_DIRECTIVE_
Report the count of lines below in which the string "JSON" occurs; include nothing else.

_ENTRIES PROVIDED_
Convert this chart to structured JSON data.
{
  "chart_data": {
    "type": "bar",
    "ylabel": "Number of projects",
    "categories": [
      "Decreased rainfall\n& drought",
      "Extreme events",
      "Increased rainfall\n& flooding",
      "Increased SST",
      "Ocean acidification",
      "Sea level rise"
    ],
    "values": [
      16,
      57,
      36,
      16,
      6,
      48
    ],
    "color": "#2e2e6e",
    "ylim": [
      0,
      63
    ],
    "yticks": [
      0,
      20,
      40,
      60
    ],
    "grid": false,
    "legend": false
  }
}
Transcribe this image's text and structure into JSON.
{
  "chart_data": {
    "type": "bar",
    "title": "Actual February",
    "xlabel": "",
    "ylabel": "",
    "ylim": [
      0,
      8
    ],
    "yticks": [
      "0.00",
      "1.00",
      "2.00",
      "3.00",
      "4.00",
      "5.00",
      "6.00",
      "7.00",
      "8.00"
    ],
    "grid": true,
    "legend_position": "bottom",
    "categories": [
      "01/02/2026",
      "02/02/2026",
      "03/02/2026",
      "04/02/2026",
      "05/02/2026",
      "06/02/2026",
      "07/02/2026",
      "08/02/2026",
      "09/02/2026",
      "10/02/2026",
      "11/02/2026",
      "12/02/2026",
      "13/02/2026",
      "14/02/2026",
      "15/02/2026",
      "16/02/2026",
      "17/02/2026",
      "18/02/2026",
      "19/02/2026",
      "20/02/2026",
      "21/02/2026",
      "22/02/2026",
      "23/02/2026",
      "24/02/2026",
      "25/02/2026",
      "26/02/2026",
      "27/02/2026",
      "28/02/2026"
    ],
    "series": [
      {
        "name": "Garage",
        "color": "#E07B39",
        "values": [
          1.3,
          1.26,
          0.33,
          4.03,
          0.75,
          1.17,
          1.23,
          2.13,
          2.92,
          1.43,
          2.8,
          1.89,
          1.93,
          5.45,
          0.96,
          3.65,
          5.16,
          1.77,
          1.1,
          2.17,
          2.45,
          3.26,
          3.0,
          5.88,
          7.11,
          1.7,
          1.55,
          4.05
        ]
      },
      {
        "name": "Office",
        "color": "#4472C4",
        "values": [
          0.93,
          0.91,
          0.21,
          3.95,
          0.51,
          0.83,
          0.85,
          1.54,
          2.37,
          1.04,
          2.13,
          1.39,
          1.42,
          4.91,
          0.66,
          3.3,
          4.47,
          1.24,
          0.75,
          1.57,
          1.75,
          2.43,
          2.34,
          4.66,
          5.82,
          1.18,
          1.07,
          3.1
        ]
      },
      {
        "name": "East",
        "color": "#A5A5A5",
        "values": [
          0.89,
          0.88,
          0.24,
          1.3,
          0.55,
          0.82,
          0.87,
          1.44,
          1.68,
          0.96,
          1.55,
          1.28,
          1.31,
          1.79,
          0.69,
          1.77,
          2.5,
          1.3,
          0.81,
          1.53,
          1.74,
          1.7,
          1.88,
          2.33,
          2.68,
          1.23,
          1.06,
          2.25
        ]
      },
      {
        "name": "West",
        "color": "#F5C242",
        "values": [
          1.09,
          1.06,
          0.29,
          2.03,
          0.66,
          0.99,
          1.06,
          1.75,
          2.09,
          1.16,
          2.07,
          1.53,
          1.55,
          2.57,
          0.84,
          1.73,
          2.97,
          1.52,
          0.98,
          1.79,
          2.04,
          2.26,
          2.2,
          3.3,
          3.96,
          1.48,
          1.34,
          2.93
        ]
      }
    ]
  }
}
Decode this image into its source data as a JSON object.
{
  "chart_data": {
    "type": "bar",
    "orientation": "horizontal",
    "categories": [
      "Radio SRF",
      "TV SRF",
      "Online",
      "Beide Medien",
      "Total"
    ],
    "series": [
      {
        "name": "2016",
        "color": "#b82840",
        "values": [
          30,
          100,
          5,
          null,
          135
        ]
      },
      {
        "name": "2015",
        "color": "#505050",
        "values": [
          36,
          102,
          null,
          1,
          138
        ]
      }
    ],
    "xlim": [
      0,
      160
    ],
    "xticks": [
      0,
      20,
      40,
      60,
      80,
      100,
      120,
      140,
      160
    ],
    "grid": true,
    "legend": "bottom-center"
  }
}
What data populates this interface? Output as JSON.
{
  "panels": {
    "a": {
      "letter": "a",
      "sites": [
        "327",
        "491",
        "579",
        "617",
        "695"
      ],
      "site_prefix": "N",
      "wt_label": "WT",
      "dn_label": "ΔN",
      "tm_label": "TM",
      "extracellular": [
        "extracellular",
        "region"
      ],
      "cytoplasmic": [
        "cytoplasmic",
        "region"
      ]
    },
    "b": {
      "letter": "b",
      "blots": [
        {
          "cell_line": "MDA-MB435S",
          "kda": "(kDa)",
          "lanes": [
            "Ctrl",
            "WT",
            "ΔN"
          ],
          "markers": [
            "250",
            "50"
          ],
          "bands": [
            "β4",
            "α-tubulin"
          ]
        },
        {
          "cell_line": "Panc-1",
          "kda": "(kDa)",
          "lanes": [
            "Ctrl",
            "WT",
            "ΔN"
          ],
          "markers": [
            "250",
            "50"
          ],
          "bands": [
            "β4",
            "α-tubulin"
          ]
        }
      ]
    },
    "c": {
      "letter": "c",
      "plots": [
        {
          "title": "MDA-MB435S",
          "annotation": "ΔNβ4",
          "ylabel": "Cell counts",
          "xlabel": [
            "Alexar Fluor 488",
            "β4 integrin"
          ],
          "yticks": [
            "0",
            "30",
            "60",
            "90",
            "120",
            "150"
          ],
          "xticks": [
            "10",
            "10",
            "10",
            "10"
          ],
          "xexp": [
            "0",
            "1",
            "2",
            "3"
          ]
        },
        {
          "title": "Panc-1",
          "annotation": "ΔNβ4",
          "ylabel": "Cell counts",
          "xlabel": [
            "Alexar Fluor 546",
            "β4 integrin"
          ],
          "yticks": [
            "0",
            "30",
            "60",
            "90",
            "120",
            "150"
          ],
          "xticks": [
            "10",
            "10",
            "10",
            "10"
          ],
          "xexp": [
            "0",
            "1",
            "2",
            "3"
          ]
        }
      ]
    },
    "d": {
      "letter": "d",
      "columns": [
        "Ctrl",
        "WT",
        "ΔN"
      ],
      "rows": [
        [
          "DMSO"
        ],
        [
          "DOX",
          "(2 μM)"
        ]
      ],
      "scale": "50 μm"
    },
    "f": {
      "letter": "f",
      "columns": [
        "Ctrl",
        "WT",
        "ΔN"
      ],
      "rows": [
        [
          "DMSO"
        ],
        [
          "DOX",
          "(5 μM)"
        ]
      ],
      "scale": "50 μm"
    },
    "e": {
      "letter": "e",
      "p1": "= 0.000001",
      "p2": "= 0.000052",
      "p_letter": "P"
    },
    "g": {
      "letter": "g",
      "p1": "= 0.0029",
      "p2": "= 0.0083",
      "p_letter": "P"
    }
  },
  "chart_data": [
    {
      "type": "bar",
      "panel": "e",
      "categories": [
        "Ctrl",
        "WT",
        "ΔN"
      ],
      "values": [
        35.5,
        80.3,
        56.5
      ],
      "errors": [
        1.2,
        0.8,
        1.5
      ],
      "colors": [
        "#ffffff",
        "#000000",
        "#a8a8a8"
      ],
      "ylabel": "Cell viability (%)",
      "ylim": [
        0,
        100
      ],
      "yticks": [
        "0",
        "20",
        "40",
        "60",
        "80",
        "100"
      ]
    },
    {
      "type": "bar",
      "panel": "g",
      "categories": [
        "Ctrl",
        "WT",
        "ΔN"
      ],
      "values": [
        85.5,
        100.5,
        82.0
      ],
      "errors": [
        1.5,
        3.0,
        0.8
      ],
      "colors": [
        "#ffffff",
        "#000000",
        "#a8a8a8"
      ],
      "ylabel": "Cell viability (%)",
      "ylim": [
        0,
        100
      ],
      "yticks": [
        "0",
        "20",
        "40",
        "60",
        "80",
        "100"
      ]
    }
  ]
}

_EXERCISE OUTPUT_
4